Part of a data file
--------------------------------

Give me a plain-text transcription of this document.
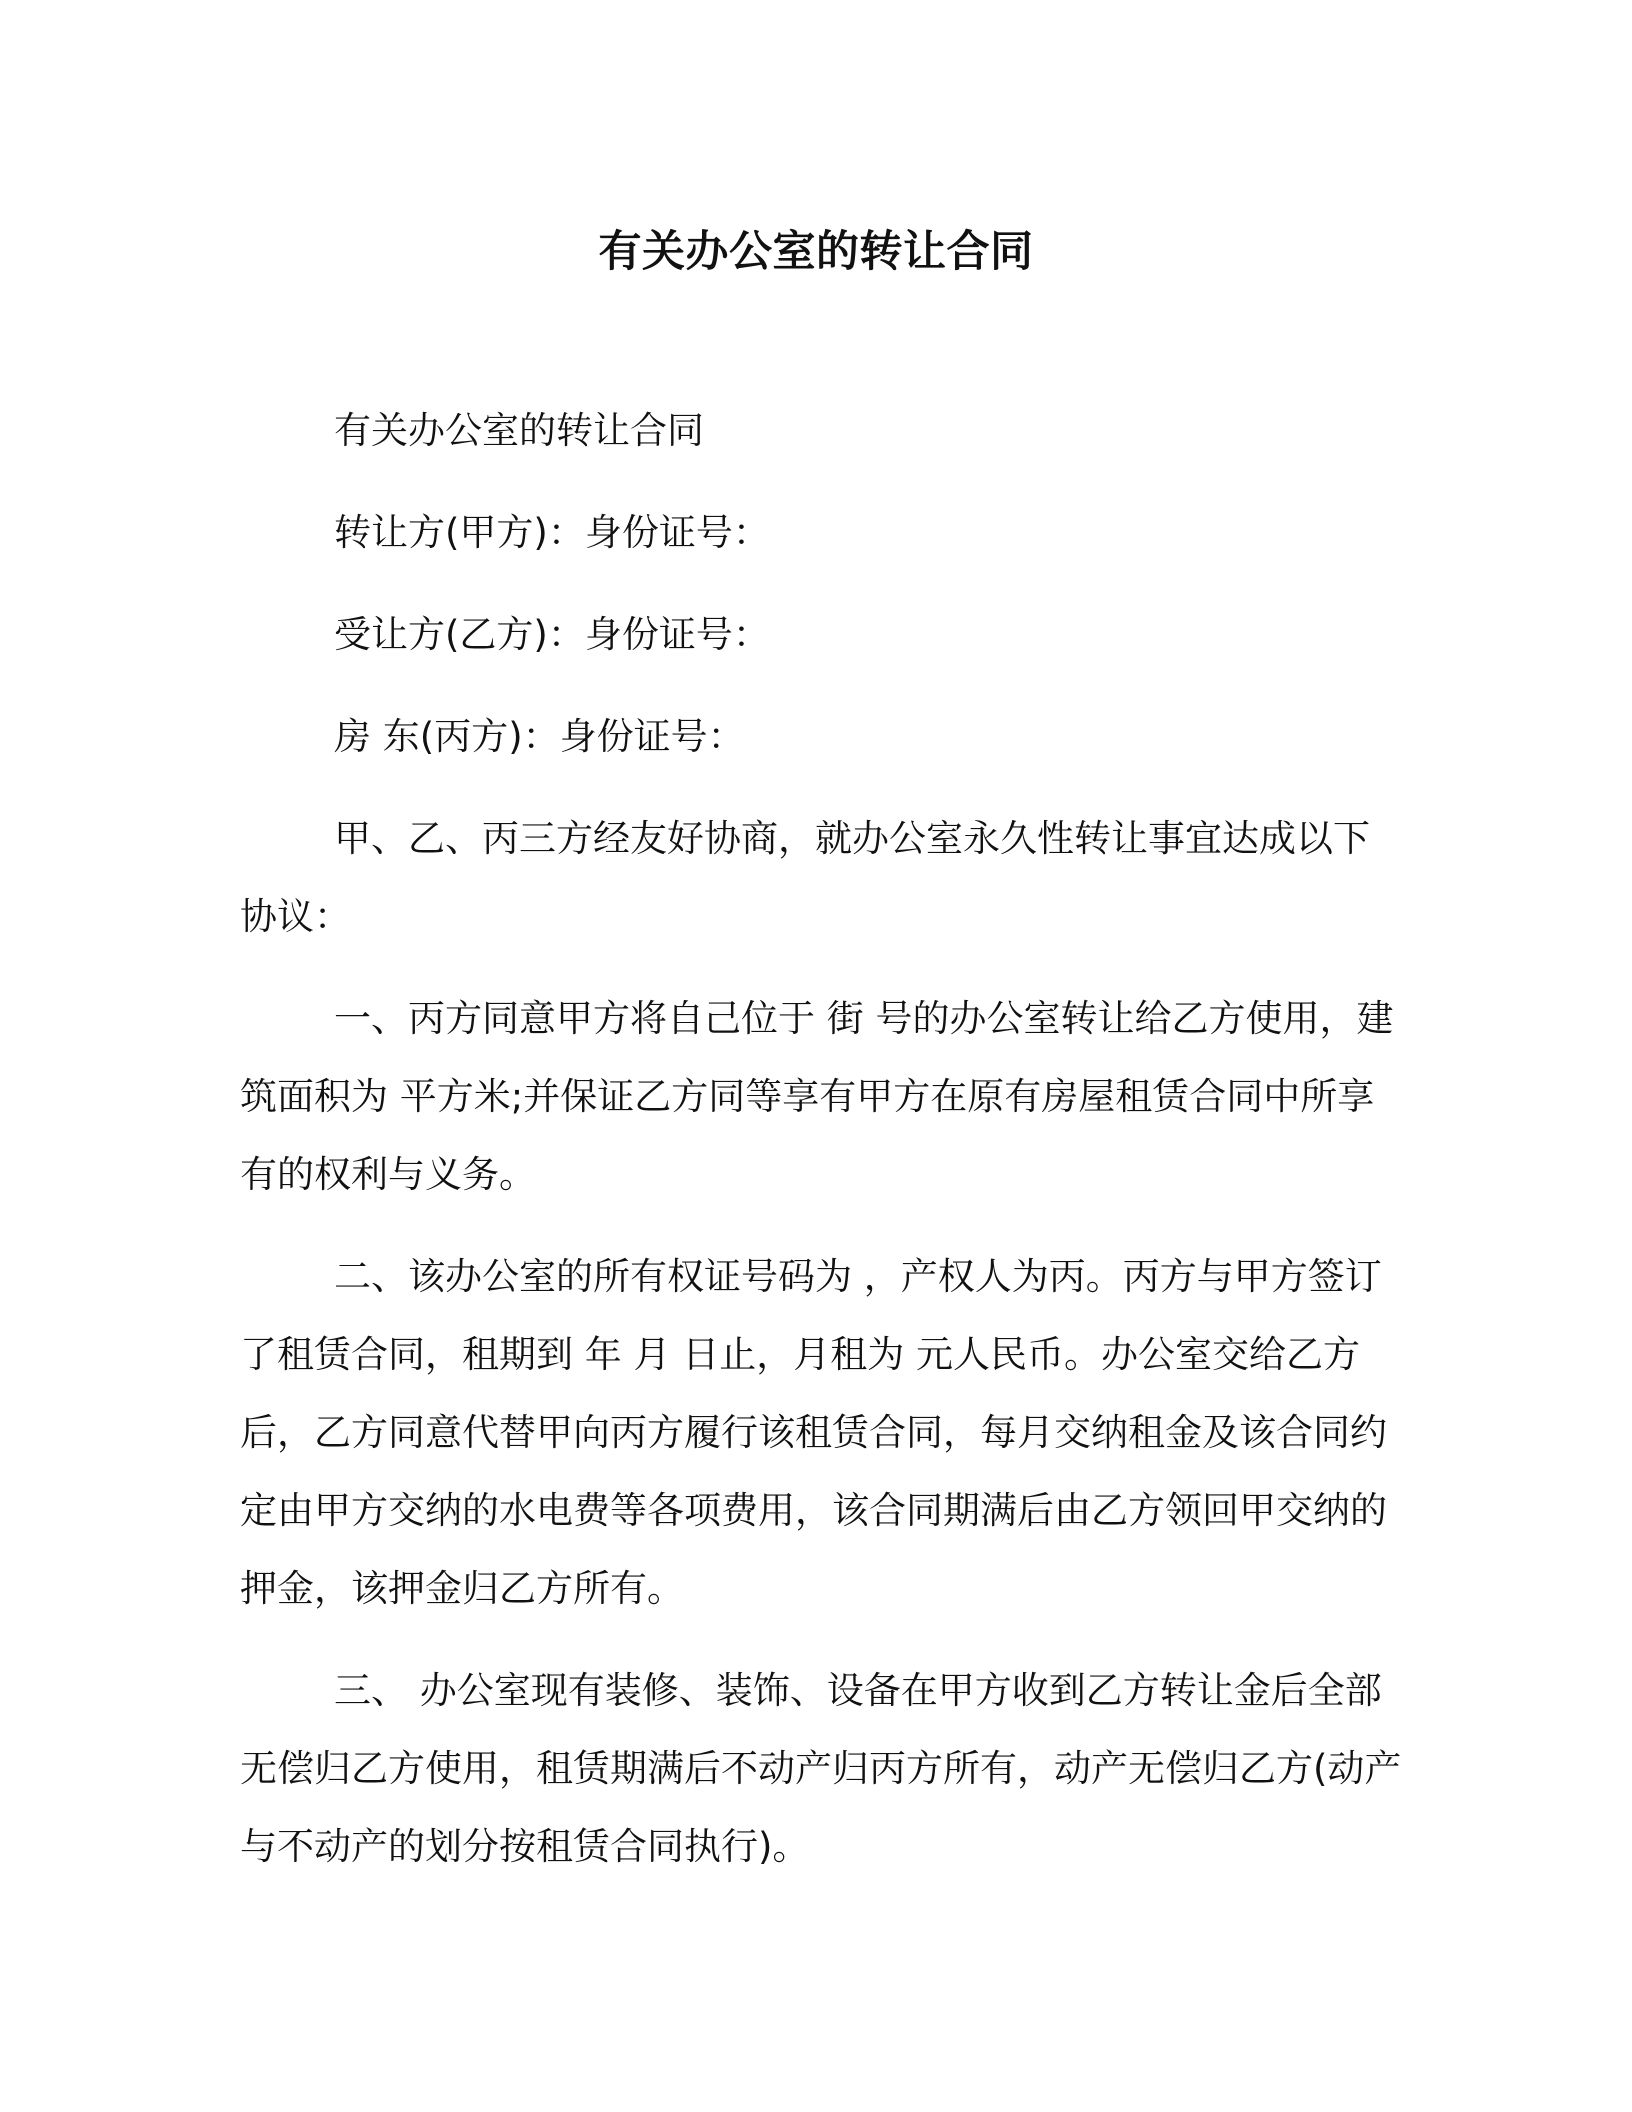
有关办公室的转让合同

有关办公室的转让合同

转让方(甲方)：身份证号：

受让方(乙方)：身份证号：

房 东(丙方)：身份证号：

甲、乙、丙三方经友好协商，就办公室永久性转让事宜达成以下协议：

一、丙方同意甲方将自己位于 街 号的办公室转让给乙方使用，建筑面积为 平方米;并保证乙方同等享有甲方在原有房屋租赁合同中所享有的权利与义务。

二、该办公室的所有权证号码为 ，产权人为丙。丙方与甲方签订了租赁合同，租期到 年 月 日止，月租为 元人民币。办公室交给乙方后，乙方同意代替甲向丙方履行该租赁合同，每月交纳租金及该合同约定由甲方交纳的水电费等各项费用，该合同期满后由乙方领回甲交纳的押金，该押金归乙方所有。

三、 办公室现有装修、装饰、设备在甲方收到乙方转让金后全部无偿归乙方使用，租赁期满后不动产归丙方所有，动产无偿归乙方(动产与不动产的划分按租赁合同执行)。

--------------------------------

- [The request] Drop the images and quote the entries word for word.

- [Result of the task]
Give me a plain-text transcription of this document.
有关办公室的转让合同

有关办公室的转让合同

转让方(甲方)：身份证号：

受让方(乙方)：身份证号：

房 东(丙方)：身份证号：

甲、乙、丙三方经友好协商，就办公室永久性转让事宜达成以下协议：

一、丙方同意甲方将自己位于 街 号的办公室转让给乙方使用，建筑面积为 平方米;并保证乙方同等享有甲方在原有房屋租赁合同中所享有的权利与义务。

二、该办公室的所有权证号码为 ，产权人为丙。丙方与甲方签订了租赁合同，租期到 年 月 日止，月租为 元人民币。办公室交给乙方后，乙方同意代替甲向丙方履行该租赁合同，每月交纳租金及该合同约定由甲方交纳的水电费等各项费用，该合同期满后由乙方领回甲交纳的押金，该押金归乙方所有。

三、 办公室现有装修、装饰、设备在甲方收到乙方转让金后全部无偿归乙方使用，租赁期满后不动产归丙方所有，动产无偿归乙方(动产与不动产的划分按租赁合同执行)。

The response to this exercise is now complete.